— Begin INFORMATION SHOWN —
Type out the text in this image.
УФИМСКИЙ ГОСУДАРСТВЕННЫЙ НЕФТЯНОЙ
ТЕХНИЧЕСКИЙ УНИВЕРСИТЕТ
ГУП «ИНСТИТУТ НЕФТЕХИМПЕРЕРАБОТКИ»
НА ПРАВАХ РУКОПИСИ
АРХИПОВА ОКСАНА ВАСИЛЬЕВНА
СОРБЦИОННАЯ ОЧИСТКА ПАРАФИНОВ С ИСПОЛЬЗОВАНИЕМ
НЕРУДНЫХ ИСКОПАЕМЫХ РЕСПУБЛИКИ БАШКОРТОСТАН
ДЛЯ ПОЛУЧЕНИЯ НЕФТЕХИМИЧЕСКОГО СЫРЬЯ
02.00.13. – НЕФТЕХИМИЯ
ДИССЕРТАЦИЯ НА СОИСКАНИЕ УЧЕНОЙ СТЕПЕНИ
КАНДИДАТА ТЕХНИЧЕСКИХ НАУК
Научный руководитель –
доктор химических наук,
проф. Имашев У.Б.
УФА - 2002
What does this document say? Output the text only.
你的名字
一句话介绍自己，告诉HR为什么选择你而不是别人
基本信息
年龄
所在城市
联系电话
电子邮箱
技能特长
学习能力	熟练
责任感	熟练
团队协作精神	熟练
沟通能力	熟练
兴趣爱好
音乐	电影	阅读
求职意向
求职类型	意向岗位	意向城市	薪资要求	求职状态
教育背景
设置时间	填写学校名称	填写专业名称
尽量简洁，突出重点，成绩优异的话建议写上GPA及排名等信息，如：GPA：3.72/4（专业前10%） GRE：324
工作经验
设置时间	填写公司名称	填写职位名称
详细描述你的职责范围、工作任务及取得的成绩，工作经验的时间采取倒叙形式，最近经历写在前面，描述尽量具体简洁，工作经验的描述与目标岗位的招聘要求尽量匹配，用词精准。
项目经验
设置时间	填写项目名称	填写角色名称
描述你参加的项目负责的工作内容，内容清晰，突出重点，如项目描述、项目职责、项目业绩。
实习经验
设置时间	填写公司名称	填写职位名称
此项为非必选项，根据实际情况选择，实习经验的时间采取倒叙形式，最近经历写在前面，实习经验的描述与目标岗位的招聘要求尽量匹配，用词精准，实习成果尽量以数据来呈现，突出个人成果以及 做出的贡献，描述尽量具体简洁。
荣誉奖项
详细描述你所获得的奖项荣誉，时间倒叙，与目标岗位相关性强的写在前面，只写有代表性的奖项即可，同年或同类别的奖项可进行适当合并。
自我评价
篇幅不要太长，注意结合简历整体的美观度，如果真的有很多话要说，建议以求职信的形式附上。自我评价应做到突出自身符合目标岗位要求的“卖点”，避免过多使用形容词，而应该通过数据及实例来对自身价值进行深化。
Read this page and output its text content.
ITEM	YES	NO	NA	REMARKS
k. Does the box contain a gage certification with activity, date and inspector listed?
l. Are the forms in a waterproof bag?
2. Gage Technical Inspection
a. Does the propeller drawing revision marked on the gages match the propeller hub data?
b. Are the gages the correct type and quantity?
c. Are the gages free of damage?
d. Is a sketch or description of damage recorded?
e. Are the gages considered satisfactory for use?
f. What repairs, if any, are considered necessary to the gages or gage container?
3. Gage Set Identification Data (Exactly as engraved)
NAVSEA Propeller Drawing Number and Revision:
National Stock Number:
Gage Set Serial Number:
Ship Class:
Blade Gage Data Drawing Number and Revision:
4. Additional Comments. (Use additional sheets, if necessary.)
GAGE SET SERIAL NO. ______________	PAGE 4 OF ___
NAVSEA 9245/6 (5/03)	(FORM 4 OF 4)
— End INFORMATION SHOWN —
* **AIM OF THE TASK**
Tally the lines of the preceding listing in which the word "描述尽量具体简洁" appears; state nothing but the total.

* **FINAL RESULT**
2